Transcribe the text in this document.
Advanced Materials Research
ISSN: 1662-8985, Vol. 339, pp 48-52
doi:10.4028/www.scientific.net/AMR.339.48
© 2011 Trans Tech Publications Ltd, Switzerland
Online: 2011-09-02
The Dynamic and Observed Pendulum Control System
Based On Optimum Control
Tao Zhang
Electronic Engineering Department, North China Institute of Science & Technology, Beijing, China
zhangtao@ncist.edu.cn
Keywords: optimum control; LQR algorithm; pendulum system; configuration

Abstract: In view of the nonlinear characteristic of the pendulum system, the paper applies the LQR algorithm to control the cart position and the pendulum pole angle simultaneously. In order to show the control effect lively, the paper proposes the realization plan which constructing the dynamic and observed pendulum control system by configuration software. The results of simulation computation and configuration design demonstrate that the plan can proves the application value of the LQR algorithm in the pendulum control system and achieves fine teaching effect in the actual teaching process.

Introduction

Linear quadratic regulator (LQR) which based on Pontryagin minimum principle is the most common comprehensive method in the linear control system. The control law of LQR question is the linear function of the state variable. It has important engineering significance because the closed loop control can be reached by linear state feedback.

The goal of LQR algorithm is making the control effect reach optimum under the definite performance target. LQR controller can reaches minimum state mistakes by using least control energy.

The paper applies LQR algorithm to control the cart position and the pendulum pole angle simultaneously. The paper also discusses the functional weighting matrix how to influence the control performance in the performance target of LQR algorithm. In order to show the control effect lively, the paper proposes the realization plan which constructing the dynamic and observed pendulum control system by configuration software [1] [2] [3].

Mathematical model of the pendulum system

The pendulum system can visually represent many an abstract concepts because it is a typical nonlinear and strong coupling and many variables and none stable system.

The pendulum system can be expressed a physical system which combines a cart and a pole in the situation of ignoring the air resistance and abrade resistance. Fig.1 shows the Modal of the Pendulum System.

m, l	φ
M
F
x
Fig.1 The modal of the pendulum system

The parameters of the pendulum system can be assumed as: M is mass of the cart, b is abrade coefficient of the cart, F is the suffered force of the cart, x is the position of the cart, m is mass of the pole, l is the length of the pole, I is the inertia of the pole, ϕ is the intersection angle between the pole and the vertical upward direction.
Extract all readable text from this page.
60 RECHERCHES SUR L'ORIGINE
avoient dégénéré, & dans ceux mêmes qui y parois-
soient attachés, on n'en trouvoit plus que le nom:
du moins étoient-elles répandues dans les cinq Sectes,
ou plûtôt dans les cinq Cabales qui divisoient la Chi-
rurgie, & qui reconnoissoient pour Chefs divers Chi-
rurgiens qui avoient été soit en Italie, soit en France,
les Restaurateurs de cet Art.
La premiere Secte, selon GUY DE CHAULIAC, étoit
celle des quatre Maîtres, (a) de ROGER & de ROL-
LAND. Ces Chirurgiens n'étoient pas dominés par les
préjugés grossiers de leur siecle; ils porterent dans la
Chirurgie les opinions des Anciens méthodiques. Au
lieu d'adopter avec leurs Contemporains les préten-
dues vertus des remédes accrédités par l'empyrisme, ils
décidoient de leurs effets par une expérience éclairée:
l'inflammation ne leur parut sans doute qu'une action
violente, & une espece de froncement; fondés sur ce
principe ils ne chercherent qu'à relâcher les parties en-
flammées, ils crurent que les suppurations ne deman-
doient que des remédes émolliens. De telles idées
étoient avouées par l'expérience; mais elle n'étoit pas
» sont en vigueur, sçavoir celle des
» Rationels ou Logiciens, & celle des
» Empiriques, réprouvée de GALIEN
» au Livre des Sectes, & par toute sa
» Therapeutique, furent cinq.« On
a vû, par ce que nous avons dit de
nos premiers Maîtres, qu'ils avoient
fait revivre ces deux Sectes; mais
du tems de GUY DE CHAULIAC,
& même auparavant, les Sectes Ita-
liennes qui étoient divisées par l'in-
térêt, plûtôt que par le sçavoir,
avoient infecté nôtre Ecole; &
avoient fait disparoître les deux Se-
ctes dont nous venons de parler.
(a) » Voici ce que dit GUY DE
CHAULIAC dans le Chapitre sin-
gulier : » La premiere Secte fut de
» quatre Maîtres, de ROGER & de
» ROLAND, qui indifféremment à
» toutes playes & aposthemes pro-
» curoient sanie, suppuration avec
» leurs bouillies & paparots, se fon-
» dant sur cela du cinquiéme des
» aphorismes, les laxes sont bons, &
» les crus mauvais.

+-------+

:: WHAT IS NEEDED ::
Which lines contain the word "celle"? Return each of them.

:: ANSWER IN FULL ::
celle des quatre Maîtres, (a) de ROGER & de ROL-
» sont en vigueur, sçavoir celle des
» Rationels ou Logiciens, & celle des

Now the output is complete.